---------- Provided records ----------

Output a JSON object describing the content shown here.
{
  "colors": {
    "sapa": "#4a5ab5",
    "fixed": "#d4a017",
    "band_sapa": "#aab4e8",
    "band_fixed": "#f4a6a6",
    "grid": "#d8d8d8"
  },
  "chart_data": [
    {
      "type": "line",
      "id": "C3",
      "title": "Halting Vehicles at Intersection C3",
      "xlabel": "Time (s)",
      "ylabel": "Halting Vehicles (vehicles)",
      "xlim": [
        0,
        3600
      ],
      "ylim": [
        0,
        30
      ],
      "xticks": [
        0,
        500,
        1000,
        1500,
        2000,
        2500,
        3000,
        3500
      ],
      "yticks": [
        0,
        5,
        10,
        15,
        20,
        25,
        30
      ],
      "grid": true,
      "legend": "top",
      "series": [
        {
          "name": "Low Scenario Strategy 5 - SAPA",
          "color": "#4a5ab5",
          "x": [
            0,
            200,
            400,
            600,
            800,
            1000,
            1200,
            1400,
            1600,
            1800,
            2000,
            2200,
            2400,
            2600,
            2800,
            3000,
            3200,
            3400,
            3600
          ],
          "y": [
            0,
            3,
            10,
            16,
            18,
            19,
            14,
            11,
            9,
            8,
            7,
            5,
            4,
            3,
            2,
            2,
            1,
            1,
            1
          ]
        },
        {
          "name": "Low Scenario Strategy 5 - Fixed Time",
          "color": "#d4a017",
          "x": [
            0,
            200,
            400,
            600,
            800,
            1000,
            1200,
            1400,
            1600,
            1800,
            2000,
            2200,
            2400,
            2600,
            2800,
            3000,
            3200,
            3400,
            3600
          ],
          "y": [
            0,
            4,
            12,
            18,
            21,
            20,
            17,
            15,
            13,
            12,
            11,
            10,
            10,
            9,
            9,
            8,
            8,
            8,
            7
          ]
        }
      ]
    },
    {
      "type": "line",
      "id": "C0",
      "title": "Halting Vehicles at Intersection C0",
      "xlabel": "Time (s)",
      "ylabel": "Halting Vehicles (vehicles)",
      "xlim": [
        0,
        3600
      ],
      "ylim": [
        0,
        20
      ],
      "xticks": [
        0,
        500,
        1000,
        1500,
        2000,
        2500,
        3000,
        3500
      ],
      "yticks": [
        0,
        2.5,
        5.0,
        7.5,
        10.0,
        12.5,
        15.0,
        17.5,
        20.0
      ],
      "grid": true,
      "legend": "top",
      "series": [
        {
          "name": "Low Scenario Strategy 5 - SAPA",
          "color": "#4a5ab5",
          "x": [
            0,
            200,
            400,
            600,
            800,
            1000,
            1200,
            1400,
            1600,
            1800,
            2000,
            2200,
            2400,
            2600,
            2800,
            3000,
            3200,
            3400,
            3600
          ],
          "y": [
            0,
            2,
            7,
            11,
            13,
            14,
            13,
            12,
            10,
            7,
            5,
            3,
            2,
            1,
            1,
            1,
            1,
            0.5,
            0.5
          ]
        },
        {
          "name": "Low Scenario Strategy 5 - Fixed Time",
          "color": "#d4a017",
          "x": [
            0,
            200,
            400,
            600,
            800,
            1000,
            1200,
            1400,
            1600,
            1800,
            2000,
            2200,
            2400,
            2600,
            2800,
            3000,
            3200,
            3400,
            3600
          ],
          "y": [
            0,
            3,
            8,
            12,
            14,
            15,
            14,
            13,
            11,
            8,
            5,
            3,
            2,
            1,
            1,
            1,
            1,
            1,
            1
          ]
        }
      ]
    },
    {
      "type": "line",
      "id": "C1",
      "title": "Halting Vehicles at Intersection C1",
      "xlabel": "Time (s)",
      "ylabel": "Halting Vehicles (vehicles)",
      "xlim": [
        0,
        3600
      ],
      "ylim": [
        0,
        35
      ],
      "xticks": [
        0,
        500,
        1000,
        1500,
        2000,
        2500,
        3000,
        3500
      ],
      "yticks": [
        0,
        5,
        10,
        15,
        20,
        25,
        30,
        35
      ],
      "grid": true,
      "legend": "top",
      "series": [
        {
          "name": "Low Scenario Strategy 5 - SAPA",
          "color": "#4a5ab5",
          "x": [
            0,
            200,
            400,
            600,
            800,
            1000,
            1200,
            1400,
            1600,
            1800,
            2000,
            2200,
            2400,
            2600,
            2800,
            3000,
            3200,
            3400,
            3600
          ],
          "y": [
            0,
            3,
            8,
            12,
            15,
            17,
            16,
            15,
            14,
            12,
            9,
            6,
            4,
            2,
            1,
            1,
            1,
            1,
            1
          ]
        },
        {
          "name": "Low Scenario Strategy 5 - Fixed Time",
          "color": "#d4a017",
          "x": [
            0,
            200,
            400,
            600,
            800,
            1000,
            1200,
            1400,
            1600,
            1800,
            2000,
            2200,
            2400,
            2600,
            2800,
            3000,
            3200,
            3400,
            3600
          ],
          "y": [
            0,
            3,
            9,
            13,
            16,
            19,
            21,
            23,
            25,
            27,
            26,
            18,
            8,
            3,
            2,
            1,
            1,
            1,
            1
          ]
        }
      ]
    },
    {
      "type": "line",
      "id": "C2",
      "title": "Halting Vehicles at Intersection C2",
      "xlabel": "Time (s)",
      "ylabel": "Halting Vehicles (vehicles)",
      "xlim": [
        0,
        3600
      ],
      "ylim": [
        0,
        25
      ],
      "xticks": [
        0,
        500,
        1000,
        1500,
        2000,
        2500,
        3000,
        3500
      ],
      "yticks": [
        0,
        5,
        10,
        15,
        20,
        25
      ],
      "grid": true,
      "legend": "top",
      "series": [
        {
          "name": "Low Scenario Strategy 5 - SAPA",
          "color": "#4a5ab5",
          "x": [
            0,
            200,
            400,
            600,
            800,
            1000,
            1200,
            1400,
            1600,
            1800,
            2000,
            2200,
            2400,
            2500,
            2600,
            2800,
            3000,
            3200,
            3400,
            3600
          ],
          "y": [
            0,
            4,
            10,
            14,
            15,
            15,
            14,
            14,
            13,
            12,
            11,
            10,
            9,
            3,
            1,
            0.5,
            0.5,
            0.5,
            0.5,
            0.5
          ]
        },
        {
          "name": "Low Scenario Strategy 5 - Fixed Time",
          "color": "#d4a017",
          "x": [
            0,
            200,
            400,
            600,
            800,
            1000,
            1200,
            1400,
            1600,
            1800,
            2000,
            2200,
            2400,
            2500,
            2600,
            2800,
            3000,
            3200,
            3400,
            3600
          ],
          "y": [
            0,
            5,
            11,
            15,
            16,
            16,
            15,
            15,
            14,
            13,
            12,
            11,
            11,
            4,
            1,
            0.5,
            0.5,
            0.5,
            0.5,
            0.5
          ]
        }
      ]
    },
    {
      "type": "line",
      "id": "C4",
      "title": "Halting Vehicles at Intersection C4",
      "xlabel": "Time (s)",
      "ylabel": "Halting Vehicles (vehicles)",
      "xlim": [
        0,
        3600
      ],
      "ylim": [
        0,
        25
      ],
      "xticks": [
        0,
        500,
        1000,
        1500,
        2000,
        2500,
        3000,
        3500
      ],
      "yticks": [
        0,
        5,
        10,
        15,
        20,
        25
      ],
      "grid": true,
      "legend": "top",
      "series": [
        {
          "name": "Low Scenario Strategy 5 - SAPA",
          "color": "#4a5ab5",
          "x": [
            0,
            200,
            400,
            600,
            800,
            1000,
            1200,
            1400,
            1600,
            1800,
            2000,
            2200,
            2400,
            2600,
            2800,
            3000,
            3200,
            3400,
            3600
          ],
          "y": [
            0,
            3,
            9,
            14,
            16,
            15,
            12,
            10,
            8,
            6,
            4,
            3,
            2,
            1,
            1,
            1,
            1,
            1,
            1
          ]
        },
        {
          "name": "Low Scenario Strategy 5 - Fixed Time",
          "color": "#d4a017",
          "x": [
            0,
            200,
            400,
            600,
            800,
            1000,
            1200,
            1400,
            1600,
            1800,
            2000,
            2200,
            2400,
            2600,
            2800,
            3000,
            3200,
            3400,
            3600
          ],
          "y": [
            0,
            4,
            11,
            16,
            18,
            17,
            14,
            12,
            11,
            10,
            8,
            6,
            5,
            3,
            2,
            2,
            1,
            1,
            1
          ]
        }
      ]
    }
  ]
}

----------

### Job
Report the number of lines that include the string "Intersection"; return nothing but the count.

### Result of the task
5